Listed records:

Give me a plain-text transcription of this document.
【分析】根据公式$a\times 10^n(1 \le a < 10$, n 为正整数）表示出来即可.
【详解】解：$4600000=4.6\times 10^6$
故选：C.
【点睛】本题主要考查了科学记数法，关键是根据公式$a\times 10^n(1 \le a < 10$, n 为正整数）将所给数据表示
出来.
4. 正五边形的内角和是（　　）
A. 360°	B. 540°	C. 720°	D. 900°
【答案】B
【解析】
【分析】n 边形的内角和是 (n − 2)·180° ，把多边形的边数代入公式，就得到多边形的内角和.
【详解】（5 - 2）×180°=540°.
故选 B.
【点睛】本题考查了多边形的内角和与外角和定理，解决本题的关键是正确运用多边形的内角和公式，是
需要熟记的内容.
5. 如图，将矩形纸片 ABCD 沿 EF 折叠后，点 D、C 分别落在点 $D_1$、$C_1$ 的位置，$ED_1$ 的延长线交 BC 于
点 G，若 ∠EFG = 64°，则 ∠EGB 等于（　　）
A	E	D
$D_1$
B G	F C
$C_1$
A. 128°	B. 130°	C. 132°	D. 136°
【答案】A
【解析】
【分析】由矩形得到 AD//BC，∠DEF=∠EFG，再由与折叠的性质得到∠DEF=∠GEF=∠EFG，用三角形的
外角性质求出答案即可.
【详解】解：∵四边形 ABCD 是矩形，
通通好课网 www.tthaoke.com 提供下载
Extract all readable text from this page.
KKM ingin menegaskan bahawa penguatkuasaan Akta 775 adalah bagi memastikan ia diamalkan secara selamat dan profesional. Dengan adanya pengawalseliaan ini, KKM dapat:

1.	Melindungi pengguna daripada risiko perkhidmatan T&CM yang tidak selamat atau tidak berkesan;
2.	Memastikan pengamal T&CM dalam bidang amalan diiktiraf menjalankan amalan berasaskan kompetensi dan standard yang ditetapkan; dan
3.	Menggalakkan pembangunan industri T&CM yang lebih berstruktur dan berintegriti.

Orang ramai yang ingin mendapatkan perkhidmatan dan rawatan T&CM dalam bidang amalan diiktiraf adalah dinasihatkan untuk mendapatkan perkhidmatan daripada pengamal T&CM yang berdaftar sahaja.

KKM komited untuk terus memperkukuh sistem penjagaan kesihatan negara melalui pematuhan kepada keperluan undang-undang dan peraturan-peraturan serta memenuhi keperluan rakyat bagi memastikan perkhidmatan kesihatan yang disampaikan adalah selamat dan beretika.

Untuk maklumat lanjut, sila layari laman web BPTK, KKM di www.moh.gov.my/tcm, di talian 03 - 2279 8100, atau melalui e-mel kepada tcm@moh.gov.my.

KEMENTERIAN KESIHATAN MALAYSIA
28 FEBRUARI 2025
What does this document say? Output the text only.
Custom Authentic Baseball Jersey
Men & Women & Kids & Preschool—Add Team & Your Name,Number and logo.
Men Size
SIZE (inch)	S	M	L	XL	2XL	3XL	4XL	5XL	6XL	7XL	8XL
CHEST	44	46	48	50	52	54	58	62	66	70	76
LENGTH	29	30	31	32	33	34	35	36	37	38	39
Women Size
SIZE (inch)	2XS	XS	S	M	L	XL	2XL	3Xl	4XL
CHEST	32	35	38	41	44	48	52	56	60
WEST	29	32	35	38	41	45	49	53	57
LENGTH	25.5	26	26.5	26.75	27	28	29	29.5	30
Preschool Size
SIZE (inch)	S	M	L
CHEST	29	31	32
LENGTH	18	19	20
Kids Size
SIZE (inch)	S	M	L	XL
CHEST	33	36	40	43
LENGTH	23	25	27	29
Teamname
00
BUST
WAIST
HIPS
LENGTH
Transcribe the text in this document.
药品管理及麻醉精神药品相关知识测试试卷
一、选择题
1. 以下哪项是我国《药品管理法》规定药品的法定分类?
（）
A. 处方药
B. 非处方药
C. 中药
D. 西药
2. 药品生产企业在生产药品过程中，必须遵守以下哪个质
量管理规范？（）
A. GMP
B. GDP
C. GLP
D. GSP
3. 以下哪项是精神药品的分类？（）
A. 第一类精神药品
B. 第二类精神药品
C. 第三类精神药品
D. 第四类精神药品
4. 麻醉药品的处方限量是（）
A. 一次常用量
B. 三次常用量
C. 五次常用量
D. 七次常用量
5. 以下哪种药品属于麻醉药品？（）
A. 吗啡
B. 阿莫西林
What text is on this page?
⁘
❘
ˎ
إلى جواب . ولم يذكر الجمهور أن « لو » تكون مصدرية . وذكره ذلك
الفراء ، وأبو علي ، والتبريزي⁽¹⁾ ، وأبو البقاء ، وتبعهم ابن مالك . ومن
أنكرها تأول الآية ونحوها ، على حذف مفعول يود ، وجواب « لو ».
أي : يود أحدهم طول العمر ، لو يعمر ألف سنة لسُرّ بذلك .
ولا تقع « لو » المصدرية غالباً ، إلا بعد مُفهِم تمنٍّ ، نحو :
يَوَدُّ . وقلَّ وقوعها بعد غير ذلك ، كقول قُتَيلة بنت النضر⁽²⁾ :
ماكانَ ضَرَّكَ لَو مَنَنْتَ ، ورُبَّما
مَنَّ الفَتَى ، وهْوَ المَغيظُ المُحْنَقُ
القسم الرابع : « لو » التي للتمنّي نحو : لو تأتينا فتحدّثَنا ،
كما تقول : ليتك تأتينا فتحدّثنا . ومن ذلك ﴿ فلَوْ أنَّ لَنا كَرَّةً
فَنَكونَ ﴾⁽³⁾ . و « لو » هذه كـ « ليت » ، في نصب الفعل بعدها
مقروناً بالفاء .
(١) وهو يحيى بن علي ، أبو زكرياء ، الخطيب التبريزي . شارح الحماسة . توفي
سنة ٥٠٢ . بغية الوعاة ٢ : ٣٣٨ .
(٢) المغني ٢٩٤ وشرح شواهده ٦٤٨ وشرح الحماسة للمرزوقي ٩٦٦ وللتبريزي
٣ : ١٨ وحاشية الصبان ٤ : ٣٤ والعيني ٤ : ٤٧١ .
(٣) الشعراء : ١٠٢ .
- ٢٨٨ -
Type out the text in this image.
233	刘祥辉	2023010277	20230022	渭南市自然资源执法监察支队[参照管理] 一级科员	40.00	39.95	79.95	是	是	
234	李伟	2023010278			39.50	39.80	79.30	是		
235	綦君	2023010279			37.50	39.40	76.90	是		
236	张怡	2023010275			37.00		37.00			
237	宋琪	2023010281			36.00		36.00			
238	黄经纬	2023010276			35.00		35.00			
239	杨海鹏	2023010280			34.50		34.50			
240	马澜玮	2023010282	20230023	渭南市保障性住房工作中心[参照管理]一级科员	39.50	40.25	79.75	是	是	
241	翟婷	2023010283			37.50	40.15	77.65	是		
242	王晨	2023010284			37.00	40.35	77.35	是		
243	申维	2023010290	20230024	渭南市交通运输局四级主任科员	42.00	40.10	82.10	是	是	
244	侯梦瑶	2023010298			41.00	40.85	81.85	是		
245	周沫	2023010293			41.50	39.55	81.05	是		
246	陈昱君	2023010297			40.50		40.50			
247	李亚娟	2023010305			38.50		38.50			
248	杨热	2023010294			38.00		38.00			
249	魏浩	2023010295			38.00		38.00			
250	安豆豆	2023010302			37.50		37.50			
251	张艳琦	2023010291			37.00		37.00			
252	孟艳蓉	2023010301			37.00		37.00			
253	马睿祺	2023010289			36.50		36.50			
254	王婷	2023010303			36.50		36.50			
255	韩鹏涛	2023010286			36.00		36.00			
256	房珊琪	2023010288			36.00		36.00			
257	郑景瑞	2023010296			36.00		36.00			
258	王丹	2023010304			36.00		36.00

The request:
Repeat every entry word for word.

The reply:
Give me a plain-text transcription of this document.
【分析】根据公式$a\times 10^n(1 \le a < 10$, n 为正整数）表示出来即可.
【详解】解：$4600000=4.6\times 10^6$
故选：C.
【点睛】本题主要考查了科学记数法，关键是根据公式$a\times 10^n(1 \le a < 10$, n 为正整数）将所给数据表示
出来.
4. 正五边形的内角和是（　　）
A. 360°	B. 540°	C. 720°	D. 900°
【答案】B
【解析】
【分析】n 边形的内角和是 (n − 2)·180° ，把多边形的边数代入公式，就得到多边形的内角和.
【详解】（5 - 2）×180°=540°.
故选 B.
【点睛】本题考查了多边形的内角和与外角和定理，解决本题的关键是正确运用多边形的内角和公式，是
需要熟记的内容.
5. 如图，将矩形纸片 ABCD 沿 EF 折叠后，点 D、C 分别落在点 $D_1$、$C_1$ 的位置，$ED_1$ 的延长线交 BC 于
点 G，若 ∠EFG = 64°，则 ∠EGB 等于（　　）
A	E	D
$D_1$
B G	F C
$C_1$
A. 128°	B. 130°	C. 132°	D. 136°
【答案】A
【解析】
【分析】由矩形得到 AD//BC，∠DEF=∠EFG，再由与折叠的性质得到∠DEF=∠GEF=∠EFG，用三角形的
外角性质求出答案即可.
【详解】解：∵四边形 ABCD 是矩形，
通通好课网 www.tthaoke.com 提供下载
Extract all readable text from this page.
KKM ingin menegaskan bahawa penguatkuasaan Akta 775 adalah bagi memastikan ia diamalkan secara selamat dan profesional. Dengan adanya pengawalseliaan ini, KKM dapat:

1.	Melindungi pengguna daripada risiko perkhidmatan T&CM yang tidak selamat atau tidak berkesan;
2.	Memastikan pengamal T&CM dalam bidang amalan diiktiraf menjalankan amalan berasaskan kompetensi dan standard yang ditetapkan; dan
3.	Menggalakkan pembangunan industri T&CM yang lebih berstruktur dan berintegriti.

Orang ramai yang ingin mendapatkan perkhidmatan dan rawatan T&CM dalam bidang amalan diiktiraf adalah dinasihatkan untuk mendapatkan perkhidmatan daripada pengamal T&CM yang berdaftar sahaja.

KKM komited untuk terus memperkukuh sistem penjagaan kesihatan negara melalui pematuhan kepada keperluan undang-undang dan peraturan-peraturan serta memenuhi keperluan rakyat bagi memastikan perkhidmatan kesihatan yang disampaikan adalah selamat dan beretika.

Untuk maklumat lanjut, sila layari laman web BPTK, KKM di www.moh.gov.my/tcm, di talian 03 - 2279 8100, atau melalui e-mel kepada tcm@moh.gov.my.

KEMENTERIAN KESIHATAN MALAYSIA
28 FEBRUARI 2025
What does this document say? Output the text only.
Custom Authentic Baseball Jersey
Men & Women & Kids & Preschool—Add Team & Your Name,Number and logo.
Men Size
SIZE (inch)	S	M	L	XL	2XL	3XL	4XL	5XL	6XL	7XL	8XL
CHEST	44	46	48	50	52	54	58	62	66	70	76
LENGTH	29	30	31	32	33	34	35	36	37	38	39
Women Size
SIZE (inch)	2XS	XS	S	M	L	XL	2XL	3Xl	4XL
CHEST	32	35	38	41	44	48	52	56	60
WEST	29	32	35	38	41	45	49	53	57
LENGTH	25.5	26	26.5	26.75	27	28	29	29.5	30
Preschool Size
SIZE (inch)	S	M	L
CHEST	29	31	32
LENGTH	18	19	20
Kids Size
SIZE (inch)	S	M	L	XL
CHEST	33	36	40	43
LENGTH	23	25	27	29
Teamname
00
BUST
WAIST
HIPS
LENGTH
Transcribe the text in this document.
药品管理及麻醉精神药品相关知识测试试卷
一、选择题
1. 以下哪项是我国《药品管理法》规定药品的法定分类?
（）
A. 处方药
B. 非处方药
C. 中药
D. 西药
2. 药品生产企业在生产药品过程中，必须遵守以下哪个质
量管理规范？（）
A. GMP
B. GDP
C. GLP
D. GSP
3. 以下哪项是精神药品的分类？（）
A. 第一类精神药品
B. 第二类精神药品
C. 第三类精神药品
D. 第四类精神药品
4. 麻醉药品的处方限量是（）
A. 一次常用量
B. 三次常用量
C. 五次常用量
D. 七次常用量
5. 以下哪种药品属于麻醉药品？（）
A. 吗啡
B. 阿莫西林
What text is on this page?
⁘
❘
ˎ
إلى جواب . ولم يذكر الجمهور أن « لو » تكون مصدرية . وذكره ذلك
الفراء ، وأبو علي ، والتبريزي⁽¹⁾ ، وأبو البقاء ، وتبعهم ابن مالك . ومن
أنكرها تأول الآية ونحوها ، على حذف مفعول يود ، وجواب « لو ».
أي : يود أحدهم طول العمر ، لو يعمر ألف سنة لسُرّ بذلك .
ولا تقع « لو » المصدرية غالباً ، إلا بعد مُفهِم تمنٍّ ، نحو :
يَوَدُّ . وقلَّ وقوعها بعد غير ذلك ، كقول قُتَيلة بنت النضر⁽²⁾ :
ماكانَ ضَرَّكَ لَو مَنَنْتَ ، ورُبَّما
مَنَّ الفَتَى ، وهْوَ المَغيظُ المُحْنَقُ
القسم الرابع : « لو » التي للتمنّي نحو : لو تأتينا فتحدّثَنا ،
كما تقول : ليتك تأتينا فتحدّثنا . ومن ذلك ﴿ فلَوْ أنَّ لَنا كَرَّةً
فَنَكونَ ﴾⁽³⁾ . و « لو » هذه كـ « ليت » ، في نصب الفعل بعدها
مقروناً بالفاء .
(١) وهو يحيى بن علي ، أبو زكرياء ، الخطيب التبريزي . شارح الحماسة . توفي
سنة ٥٠٢ . بغية الوعاة ٢ : ٣٣٨ .
(٢) المغني ٢٩٤ وشرح شواهده ٦٤٨ وشرح الحماسة للمرزوقي ٩٦٦ وللتبريزي
٣ : ١٨ وحاشية الصبان ٤ : ٣٤ والعيني ٤ : ٤٧١ .
(٣) الشعراء : ١٠٢ .
- ٢٨٨ -
Type out the text in this image.
233	刘祥辉	2023010277	20230022	渭南市自然资源执法监察支队[参照管理] 一级科员	40.00	39.95	79.95	是	是	
234	李伟	2023010278			39.50	39.80	79.30	是		
235	綦君	2023010279			37.50	39.40	76.90	是		
236	张怡	2023010275			37.00		37.00			
237	宋琪	2023010281			36.00		36.00			
238	黄经纬	2023010276			35.00		35.00			
239	杨海鹏	2023010280			34.50		34.50			
240	马澜玮	2023010282	20230023	渭南市保障性住房工作中心[参照管理]一级科员	39.50	40.25	79.75	是	是	
241	翟婷	2023010283			37.50	40.15	77.65	是		
242	王晨	2023010284			37.00	40.35	77.35	是		
243	申维	2023010290	20230024	渭南市交通运输局四级主任科员	42.00	40.10	82.10	是	是	
244	侯梦瑶	2023010298			41.00	40.85	81.85	是		
245	周沫	2023010293			41.50	39.55	81.05	是		
246	陈昱君	2023010297			40.50		40.50			
247	李亚娟	2023010305			38.50		38.50			
248	杨热	2023010294			38.00		38.00			
249	魏浩	2023010295			38.00		38.00			
250	安豆豆	2023010302			37.50		37.50			
251	张艳琦	2023010291			37.00		37.00			
252	孟艳蓉	2023010301			37.00		37.00			
253	马睿祺	2023010289			36.50		36.50			
254	王婷	2023010303			36.50		36.50			
255	韩鹏涛	2023010286			36.00		36.00			
256	房珊琪	2023010288			36.00		36.00			
257	郑景瑞	2023010296			36.00		36.00			
258	王丹	2023010304			36.00		36.00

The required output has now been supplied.